(Dataset items)
◆ ◆ ◆ ◆ ◆ ◆ ◆

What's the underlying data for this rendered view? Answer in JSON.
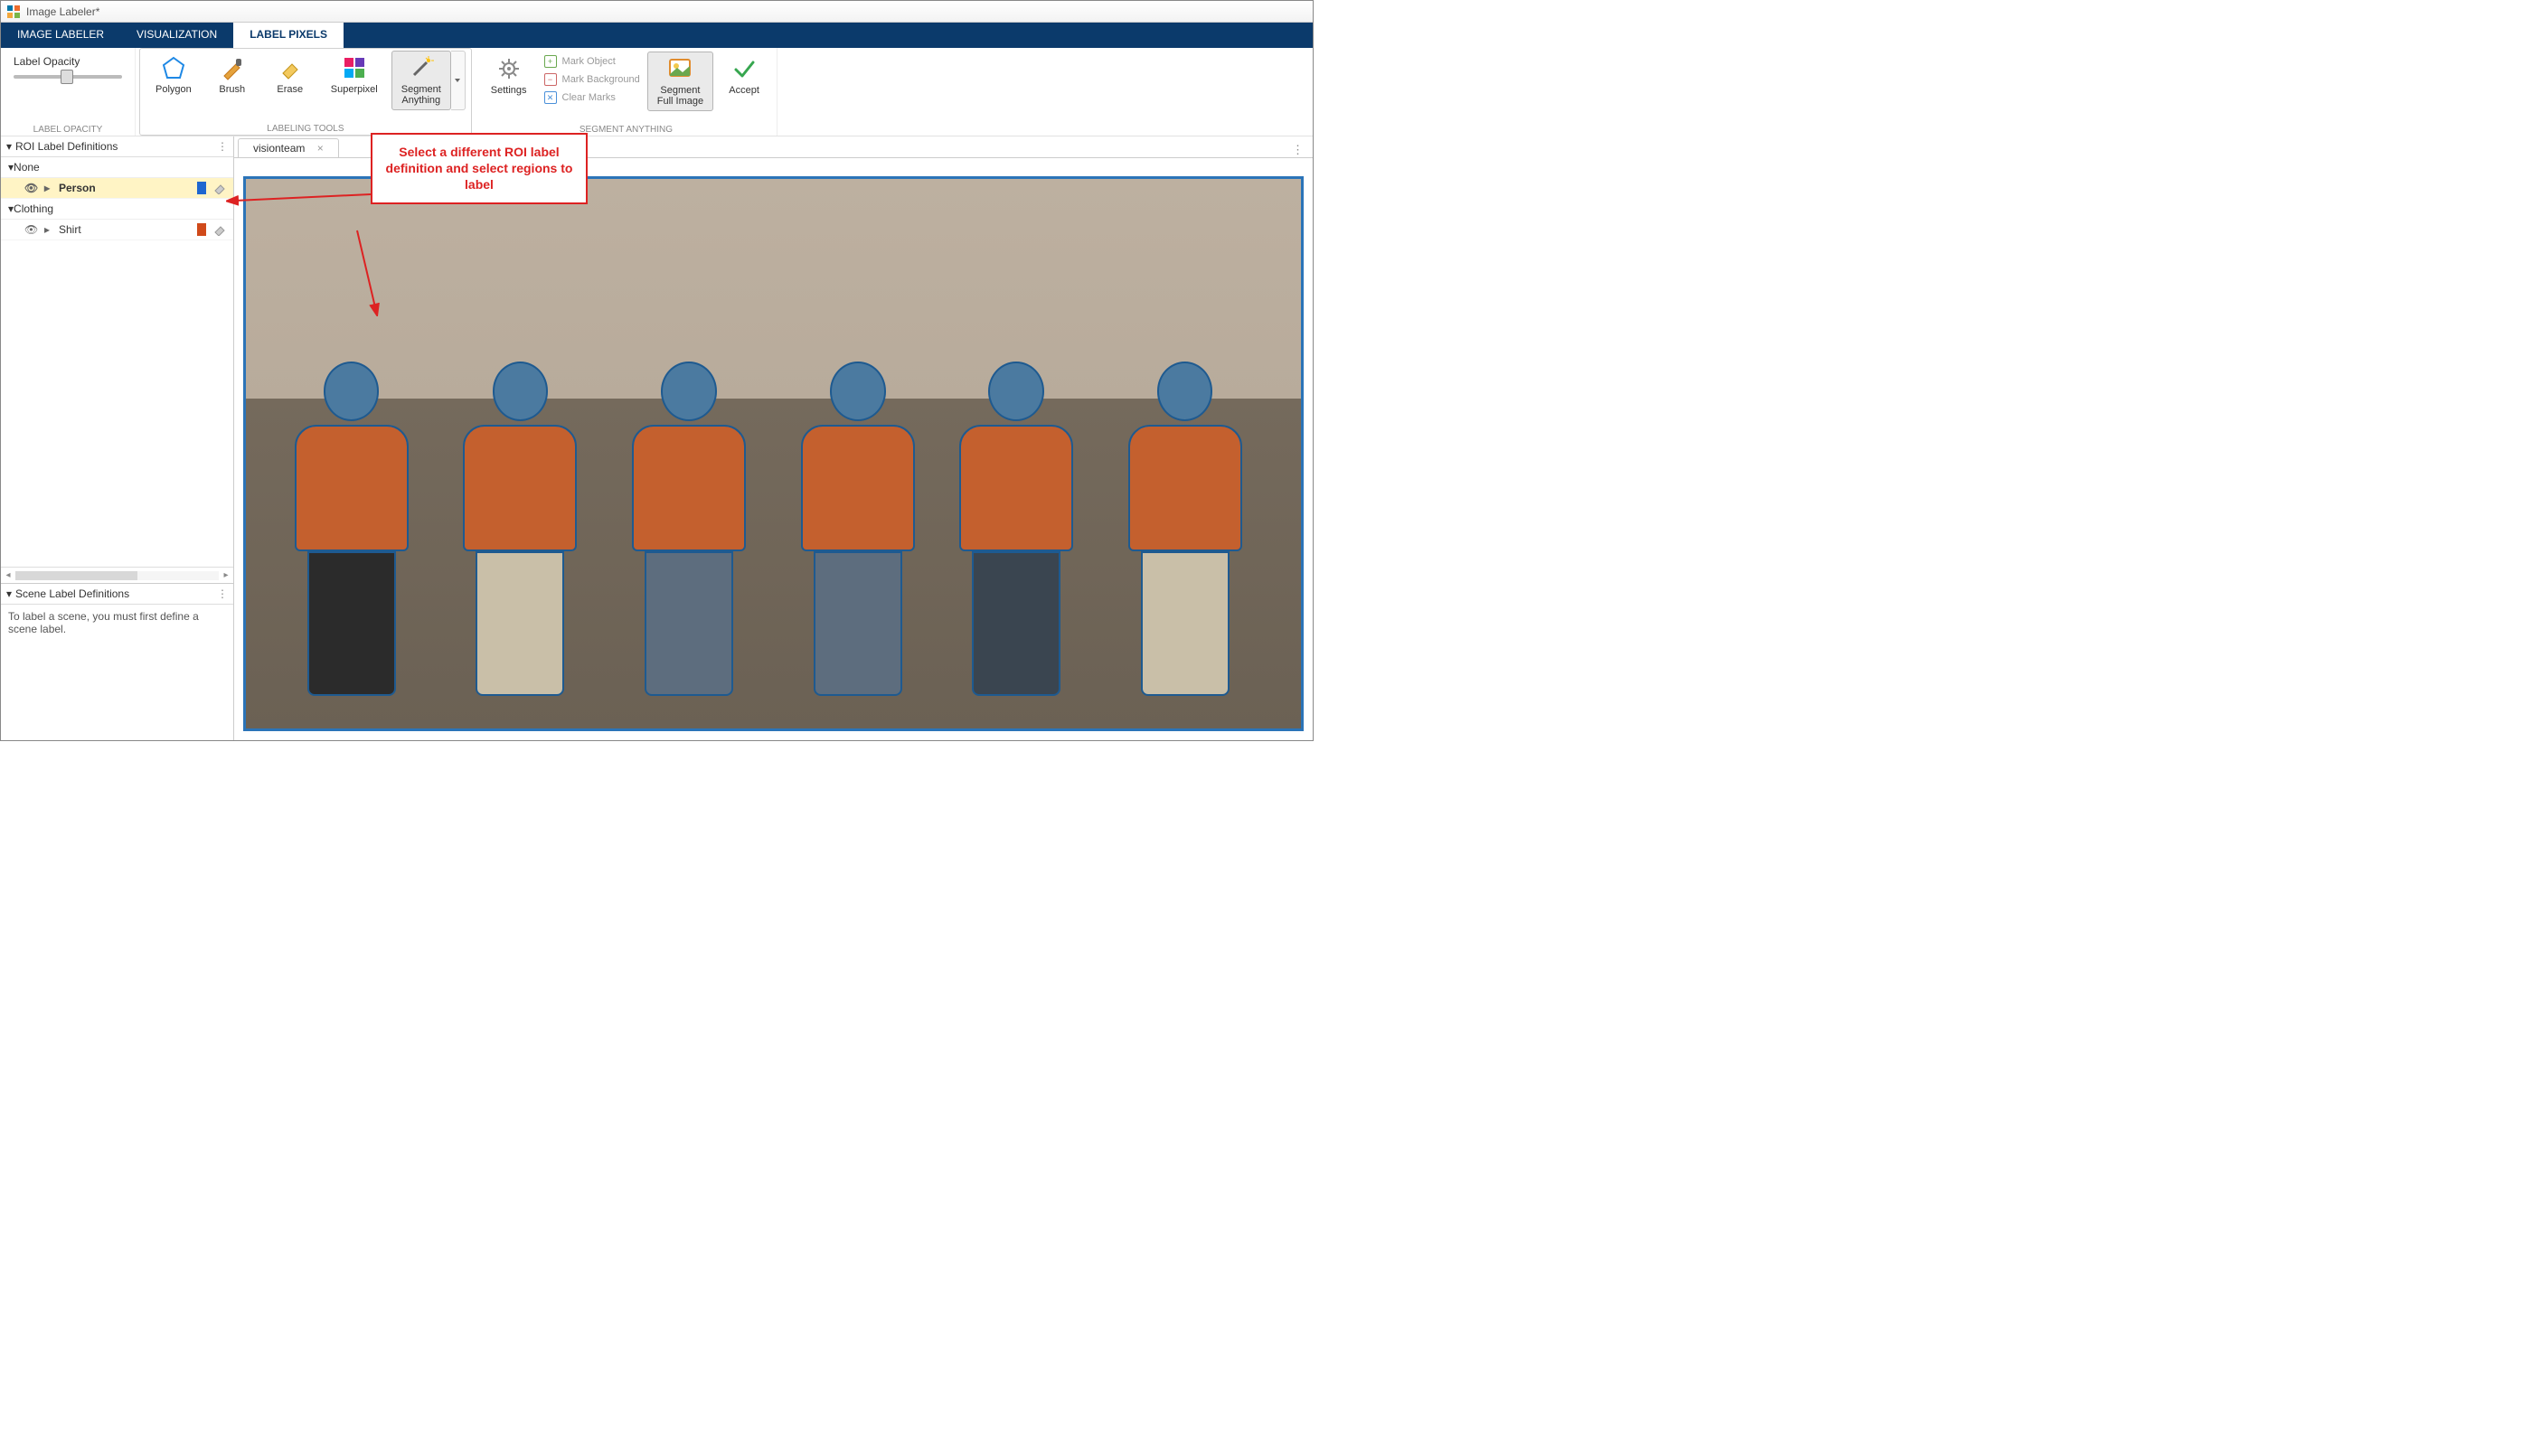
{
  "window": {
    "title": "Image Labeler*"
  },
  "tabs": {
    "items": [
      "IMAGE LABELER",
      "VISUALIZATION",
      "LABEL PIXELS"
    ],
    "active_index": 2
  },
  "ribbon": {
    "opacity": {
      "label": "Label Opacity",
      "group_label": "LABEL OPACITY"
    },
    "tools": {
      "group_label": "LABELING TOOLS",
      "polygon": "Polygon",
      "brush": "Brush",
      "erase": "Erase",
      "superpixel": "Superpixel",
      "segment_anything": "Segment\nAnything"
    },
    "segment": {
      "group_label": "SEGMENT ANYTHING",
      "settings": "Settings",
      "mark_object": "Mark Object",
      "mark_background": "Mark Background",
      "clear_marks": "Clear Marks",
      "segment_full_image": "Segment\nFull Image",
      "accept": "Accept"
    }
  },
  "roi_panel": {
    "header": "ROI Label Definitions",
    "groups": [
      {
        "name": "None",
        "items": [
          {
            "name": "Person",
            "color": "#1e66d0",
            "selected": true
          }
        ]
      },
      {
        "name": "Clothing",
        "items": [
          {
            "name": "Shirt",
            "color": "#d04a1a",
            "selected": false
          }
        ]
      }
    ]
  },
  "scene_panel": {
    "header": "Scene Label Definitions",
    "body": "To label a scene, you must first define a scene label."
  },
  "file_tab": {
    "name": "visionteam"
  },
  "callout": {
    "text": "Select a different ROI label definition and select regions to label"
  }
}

◆ ◆ ◆ ◆ ◆ ◆ ◆

Above are the records; copy every line in them that holds the word "name".

        "name": "None",
            "name": "Person",
        "name": "Clothing",
            "name": "Shirt",
    "name": "visionteam"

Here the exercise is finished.